• [INSTRUCTIONS TO FOLLOW]
Show each line of the data below that has the string "mehr" in it.

Records from a data collection
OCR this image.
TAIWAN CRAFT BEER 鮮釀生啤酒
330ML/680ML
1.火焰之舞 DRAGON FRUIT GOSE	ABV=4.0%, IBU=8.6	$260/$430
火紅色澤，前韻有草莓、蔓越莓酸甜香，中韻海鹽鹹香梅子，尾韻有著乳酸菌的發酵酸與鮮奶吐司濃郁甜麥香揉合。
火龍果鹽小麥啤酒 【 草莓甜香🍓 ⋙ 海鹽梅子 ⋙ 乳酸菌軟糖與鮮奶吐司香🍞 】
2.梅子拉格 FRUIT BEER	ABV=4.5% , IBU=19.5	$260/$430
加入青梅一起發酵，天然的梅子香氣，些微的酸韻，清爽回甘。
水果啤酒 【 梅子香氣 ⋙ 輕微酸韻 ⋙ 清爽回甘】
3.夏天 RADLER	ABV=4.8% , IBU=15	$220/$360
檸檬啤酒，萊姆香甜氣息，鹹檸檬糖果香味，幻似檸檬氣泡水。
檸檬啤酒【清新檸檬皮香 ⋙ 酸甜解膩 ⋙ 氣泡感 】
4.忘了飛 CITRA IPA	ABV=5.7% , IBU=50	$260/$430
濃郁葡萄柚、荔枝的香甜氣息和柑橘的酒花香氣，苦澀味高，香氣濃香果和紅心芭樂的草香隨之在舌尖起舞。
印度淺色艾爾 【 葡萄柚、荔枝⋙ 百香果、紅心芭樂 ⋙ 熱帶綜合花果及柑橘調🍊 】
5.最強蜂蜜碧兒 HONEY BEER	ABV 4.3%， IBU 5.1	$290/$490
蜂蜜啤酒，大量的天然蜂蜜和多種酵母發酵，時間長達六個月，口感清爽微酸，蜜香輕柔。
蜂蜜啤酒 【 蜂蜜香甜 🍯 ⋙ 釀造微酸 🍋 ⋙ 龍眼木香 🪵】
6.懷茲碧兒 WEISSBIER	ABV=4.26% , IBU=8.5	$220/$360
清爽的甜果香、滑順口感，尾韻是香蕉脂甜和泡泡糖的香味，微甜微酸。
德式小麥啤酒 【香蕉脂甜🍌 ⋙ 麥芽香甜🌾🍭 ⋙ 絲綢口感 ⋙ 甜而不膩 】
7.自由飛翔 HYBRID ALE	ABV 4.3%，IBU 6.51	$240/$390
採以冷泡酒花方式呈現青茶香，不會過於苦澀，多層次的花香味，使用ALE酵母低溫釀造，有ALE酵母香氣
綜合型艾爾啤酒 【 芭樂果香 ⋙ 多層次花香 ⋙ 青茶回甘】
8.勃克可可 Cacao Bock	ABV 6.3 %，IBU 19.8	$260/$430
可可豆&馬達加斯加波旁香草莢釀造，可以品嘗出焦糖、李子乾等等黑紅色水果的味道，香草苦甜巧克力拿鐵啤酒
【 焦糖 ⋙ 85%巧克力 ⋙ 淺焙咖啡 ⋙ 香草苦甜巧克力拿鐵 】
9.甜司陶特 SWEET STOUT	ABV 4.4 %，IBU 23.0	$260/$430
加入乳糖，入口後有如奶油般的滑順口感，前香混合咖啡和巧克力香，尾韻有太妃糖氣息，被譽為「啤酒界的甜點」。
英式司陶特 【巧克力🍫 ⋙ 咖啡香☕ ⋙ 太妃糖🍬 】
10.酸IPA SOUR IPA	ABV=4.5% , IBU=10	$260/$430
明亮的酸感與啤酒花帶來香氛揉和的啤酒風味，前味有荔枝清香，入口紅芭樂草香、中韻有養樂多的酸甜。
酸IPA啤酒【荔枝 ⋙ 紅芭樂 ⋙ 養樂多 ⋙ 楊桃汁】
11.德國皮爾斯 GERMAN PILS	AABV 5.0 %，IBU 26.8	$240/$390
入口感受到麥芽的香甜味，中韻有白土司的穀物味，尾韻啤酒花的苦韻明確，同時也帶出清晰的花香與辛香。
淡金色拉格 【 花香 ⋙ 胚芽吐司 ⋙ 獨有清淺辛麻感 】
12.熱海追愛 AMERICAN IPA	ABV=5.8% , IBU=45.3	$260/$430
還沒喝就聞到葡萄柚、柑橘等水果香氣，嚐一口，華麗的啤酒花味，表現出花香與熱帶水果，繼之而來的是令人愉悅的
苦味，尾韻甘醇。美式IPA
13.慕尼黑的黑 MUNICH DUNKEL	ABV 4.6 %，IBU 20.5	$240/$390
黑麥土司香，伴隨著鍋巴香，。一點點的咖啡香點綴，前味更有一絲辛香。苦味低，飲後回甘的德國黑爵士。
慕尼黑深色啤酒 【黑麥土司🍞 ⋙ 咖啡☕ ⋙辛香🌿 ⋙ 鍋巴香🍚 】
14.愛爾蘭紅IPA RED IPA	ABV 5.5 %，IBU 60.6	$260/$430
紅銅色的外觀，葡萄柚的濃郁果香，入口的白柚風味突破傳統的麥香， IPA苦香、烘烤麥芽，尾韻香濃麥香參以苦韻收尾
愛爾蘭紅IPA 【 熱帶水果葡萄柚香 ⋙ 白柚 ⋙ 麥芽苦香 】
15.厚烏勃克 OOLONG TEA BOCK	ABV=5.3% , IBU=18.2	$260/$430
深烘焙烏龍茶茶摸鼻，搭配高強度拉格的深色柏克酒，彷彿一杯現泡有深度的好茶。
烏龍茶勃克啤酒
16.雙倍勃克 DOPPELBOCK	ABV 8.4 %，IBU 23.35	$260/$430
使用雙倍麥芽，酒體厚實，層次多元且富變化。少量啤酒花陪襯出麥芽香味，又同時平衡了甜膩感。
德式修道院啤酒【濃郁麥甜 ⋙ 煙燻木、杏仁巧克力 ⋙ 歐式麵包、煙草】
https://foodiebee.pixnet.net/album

* * *

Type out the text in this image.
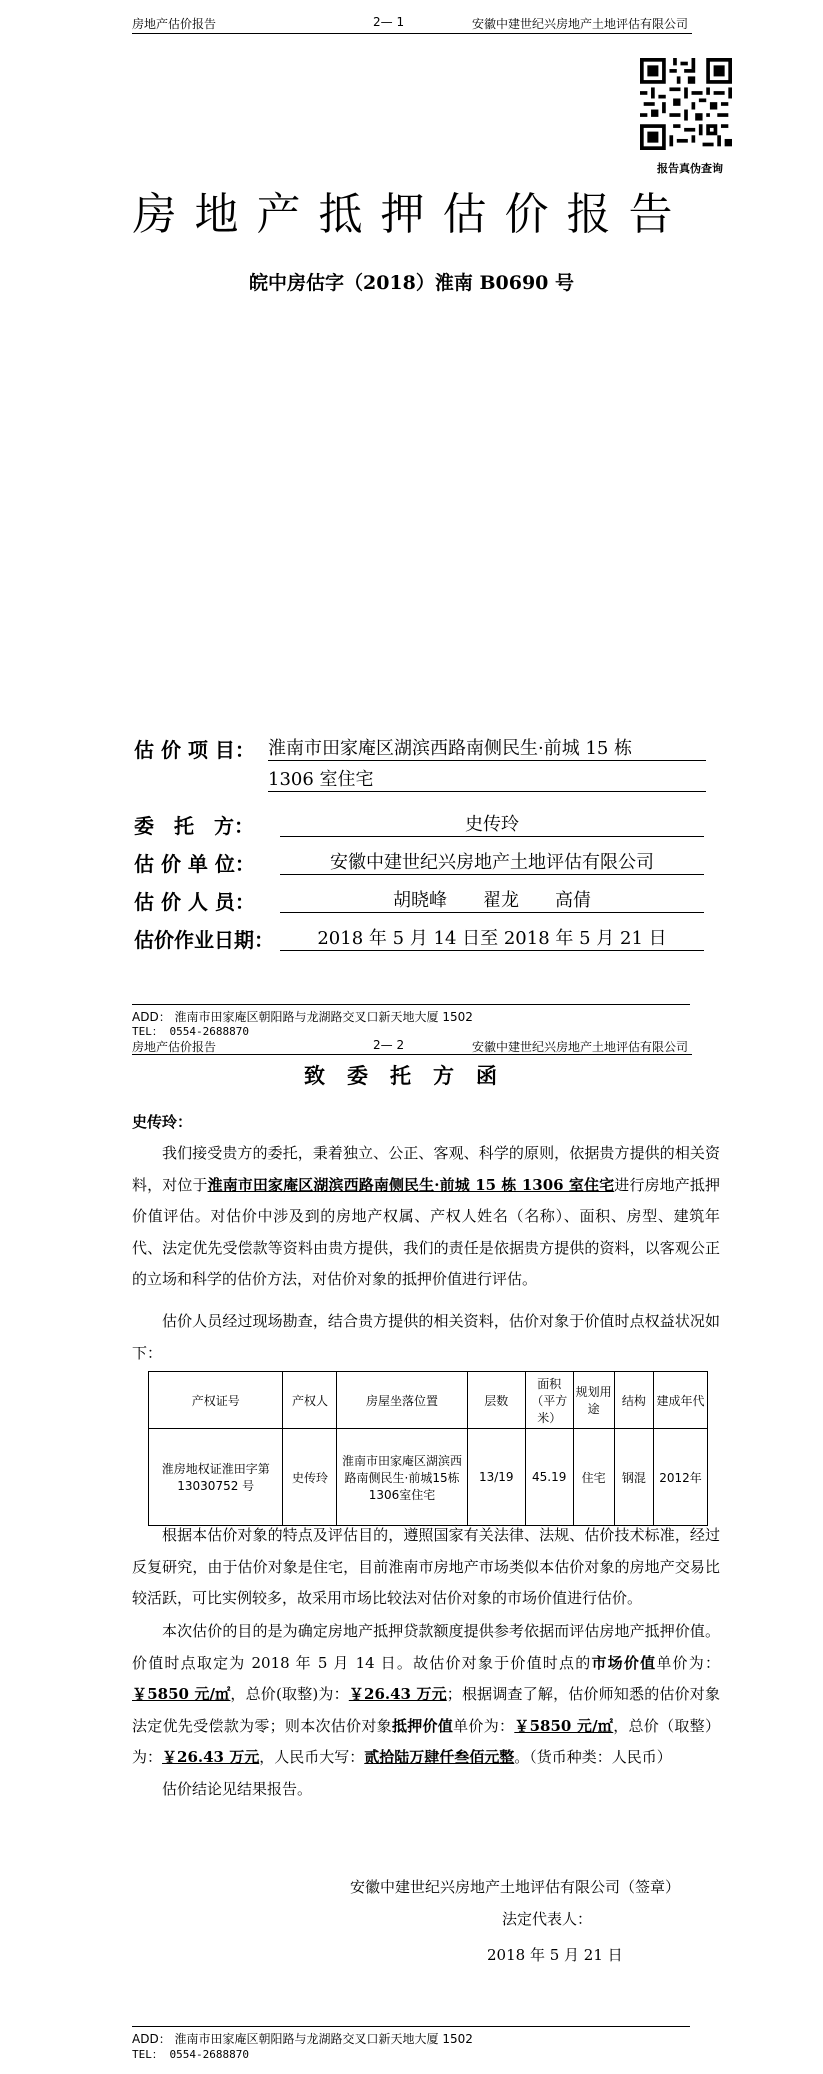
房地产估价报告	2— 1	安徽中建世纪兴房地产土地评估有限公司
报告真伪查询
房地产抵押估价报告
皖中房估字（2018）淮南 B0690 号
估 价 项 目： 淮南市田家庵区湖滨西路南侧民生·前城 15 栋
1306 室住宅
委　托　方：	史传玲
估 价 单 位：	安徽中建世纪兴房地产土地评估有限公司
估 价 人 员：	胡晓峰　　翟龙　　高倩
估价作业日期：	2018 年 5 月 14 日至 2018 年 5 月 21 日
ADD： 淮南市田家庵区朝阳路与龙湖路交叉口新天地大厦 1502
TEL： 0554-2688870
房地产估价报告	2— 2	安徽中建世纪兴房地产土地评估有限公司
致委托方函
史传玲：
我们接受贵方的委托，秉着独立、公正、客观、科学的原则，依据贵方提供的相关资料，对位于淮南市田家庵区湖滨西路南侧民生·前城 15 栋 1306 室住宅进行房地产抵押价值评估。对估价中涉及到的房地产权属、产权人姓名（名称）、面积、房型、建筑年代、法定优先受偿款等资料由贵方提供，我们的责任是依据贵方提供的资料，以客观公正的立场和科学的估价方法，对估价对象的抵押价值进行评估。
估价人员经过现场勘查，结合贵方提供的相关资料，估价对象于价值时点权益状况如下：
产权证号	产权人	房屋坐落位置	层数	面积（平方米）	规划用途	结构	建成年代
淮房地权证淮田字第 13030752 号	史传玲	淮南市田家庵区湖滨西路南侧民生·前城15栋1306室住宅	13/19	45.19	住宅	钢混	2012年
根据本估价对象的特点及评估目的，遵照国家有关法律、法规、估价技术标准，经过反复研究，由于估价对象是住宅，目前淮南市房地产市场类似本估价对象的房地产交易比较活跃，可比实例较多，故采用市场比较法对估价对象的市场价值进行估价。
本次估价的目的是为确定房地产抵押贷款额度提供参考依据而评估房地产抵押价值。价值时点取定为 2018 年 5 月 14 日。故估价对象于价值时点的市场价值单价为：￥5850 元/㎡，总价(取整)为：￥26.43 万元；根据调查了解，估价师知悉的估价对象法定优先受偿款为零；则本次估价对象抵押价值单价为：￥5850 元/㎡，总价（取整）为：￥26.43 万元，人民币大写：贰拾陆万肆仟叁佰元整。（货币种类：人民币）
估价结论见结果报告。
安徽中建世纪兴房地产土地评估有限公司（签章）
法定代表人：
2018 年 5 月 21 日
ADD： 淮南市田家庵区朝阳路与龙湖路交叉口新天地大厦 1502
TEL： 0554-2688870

* * *

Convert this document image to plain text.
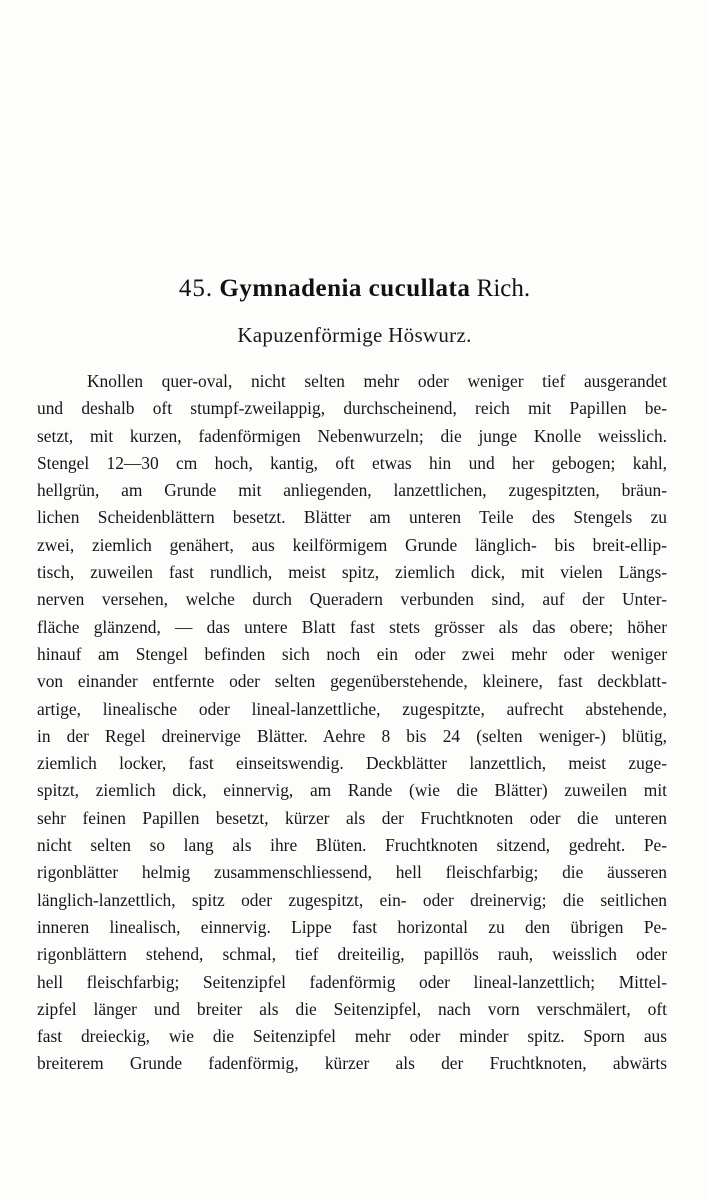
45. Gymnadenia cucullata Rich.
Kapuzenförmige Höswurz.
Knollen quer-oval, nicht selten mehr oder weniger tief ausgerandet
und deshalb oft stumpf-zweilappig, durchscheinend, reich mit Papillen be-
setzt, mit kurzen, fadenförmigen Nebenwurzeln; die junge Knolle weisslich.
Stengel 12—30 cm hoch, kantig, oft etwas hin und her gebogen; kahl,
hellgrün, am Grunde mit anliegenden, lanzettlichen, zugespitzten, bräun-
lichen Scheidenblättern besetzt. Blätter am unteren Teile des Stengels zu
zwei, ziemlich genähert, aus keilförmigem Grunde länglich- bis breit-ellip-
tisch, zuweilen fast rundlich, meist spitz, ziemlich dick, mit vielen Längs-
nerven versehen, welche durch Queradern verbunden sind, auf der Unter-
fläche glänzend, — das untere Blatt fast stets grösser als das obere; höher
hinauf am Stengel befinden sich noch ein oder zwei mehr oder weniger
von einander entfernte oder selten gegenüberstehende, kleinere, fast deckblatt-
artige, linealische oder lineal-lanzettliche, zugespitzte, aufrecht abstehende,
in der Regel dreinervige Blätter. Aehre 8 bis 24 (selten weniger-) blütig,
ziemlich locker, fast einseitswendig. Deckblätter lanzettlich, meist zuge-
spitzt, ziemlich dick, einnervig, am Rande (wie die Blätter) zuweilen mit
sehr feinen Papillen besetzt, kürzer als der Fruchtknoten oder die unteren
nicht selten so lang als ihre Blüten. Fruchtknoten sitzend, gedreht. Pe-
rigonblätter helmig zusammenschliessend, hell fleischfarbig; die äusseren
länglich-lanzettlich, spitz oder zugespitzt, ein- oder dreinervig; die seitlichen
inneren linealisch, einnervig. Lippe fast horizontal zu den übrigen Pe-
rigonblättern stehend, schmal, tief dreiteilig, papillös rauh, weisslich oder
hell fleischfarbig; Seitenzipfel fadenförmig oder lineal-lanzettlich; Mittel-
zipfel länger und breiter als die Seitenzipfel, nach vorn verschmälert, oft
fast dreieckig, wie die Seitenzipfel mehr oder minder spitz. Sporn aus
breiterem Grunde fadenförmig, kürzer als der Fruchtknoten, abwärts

• [WRITTEN SOLUTION]
Knollen quer-oval, nicht selten mehr oder weniger tief ausgerandet
hinauf am Stengel befinden sich noch ein oder zwei mehr oder weniger
fast dreieckig, wie die Seitenzipfel mehr oder minder spitz. Sporn aus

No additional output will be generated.